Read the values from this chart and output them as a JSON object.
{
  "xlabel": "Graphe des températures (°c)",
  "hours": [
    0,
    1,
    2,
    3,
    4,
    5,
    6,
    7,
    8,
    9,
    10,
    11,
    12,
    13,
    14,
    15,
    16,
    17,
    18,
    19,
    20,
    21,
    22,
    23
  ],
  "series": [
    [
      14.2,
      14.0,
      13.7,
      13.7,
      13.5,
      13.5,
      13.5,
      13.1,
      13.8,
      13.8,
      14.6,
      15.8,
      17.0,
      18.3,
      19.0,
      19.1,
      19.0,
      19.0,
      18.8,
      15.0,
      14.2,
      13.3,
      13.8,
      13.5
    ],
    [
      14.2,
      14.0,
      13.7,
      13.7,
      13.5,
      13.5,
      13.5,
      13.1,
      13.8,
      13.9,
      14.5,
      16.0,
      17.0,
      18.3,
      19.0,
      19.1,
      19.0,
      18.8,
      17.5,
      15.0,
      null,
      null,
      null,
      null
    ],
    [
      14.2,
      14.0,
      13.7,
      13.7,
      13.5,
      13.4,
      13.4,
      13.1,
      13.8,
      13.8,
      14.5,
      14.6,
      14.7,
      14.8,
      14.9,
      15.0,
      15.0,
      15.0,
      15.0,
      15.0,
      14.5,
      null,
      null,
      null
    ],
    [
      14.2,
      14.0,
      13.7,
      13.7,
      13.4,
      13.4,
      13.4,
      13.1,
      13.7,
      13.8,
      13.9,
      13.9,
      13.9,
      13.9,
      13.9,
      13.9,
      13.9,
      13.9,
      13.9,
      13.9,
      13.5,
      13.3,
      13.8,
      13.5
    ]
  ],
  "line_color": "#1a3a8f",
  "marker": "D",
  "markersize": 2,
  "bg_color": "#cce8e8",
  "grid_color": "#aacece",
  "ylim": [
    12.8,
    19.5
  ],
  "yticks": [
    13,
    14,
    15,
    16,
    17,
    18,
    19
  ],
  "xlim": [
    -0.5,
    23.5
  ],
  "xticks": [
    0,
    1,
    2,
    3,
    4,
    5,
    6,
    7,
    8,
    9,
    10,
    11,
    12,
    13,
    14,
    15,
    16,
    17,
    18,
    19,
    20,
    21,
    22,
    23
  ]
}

*-*-*

[What is asked]
Copy out all of the records above with nothing altered.

[Written answer]
Read the values from this chart and output them as a JSON object.
{
  "xlabel": "Graphe des températures (°c)",
  "hours": [
    0,
    1,
    2,
    3,
    4,
    5,
    6,
    7,
    8,
    9,
    10,
    11,
    12,
    13,
    14,
    15,
    16,
    17,
    18,
    19,
    20,
    21,
    22,
    23
  ],
  "series": [
    [
      14.2,
      14.0,
      13.7,
      13.7,
      13.5,
      13.5,
      13.5,
      13.1,
      13.8,
      13.8,
      14.6,
      15.8,
      17.0,
      18.3,
      19.0,
      19.1,
      19.0,
      19.0,
      18.8,
      15.0,
      14.2,
      13.3,
      13.8,
      13.5
    ],
    [
      14.2,
      14.0,
      13.7,
      13.7,
      13.5,
      13.5,
      13.5,
      13.1,
      13.8,
      13.9,
      14.5,
      16.0,
      17.0,
      18.3,
      19.0,
      19.1,
      19.0,
      18.8,
      17.5,
      15.0,
      null,
      null,
      null,
      null
    ],
    [
      14.2,
      14.0,
      13.7,
      13.7,
      13.5,
      13.4,
      13.4,
      13.1,
      13.8,
      13.8,
      14.5,
      14.6,
      14.7,
      14.8,
      14.9,
      15.0,
      15.0,
      15.0,
      15.0,
      15.0,
      14.5,
      null,
      null,
      null
    ],
    [
      14.2,
      14.0,
      13.7,
      13.7,
      13.4,
      13.4,
      13.4,
      13.1,
      13.7,
      13.8,
      13.9,
      13.9,
      13.9,
      13.9,
      13.9,
      13.9,
      13.9,
      13.9,
      13.9,
      13.9,
      13.5,
      13.3,
      13.8,
      13.5
    ]
  ],
  "line_color": "#1a3a8f",
  "marker": "D",
  "markersize": 2,
  "bg_color": "#cce8e8",
  "grid_color": "#aacece",
  "ylim": [
    12.8,
    19.5
  ],
  "yticks": [
    13,
    14,
    15,
    16,
    17,
    18,
    19
  ],
  "xlim": [
    -0.5,
    23.5
  ],
  "xticks": [
    0,
    1,
    2,
    3,
    4,
    5,
    6,
    7,
    8,
    9,
    10,
    11,
    12,
    13,
    14,
    15,
    16,
    17,
    18,
    19,
    20,
    21,
    22,
    23
  ]
}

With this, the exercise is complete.